> _Set exercise_: Filter the records below for the word "dalla". Copy each line that holds it.

> _Provided records_:
"""

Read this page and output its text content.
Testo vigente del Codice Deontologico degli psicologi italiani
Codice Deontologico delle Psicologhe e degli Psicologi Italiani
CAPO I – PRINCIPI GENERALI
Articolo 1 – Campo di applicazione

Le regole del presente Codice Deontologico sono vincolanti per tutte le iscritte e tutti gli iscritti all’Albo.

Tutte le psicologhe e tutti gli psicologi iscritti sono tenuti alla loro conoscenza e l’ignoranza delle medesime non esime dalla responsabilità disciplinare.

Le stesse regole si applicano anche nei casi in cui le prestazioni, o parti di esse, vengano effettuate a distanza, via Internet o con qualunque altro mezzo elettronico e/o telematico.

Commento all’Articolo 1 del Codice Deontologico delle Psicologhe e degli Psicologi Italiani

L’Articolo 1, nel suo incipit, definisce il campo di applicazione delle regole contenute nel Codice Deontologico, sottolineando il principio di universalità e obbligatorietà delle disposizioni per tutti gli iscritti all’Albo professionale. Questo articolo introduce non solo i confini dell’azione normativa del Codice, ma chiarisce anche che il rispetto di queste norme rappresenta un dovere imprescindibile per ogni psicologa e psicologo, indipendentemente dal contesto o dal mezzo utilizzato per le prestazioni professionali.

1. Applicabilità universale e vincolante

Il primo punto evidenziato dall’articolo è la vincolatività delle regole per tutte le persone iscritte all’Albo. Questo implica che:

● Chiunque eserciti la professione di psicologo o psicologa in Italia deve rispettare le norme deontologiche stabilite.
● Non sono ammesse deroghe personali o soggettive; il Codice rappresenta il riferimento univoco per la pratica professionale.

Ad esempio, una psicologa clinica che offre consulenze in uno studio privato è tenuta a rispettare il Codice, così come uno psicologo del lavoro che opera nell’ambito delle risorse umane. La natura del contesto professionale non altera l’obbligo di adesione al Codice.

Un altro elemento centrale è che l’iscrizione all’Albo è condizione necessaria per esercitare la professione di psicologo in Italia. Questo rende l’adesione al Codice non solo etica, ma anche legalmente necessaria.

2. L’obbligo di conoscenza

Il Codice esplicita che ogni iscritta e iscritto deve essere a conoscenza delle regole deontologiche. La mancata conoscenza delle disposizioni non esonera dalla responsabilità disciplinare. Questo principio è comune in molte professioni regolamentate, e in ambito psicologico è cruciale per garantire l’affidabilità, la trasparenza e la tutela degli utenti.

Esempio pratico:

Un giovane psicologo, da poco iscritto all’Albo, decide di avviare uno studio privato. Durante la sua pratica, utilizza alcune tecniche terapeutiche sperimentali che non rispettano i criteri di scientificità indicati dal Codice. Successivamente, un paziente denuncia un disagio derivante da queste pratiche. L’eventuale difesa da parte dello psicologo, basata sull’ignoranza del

"""

> _The completed task_:
Tutte le psicologhe e tutti gli psicologi iscritti sono tenuti alla loro conoscenza e l’ignoranza delle medesime non esime dalla responsabilità disciplinare.
Il Codice esplicita che ogni iscritta e iscritto deve essere a conoscenza delle regole deontologiche. La mancata conoscenza delle disposizioni non esonera dalla responsabilità disciplinare. Questo principio è comune in molte professioni regolamentate, e in ambito psicologico è cruciale per garantire l’affidabilità, la trasparenza e la tutela degli utenti.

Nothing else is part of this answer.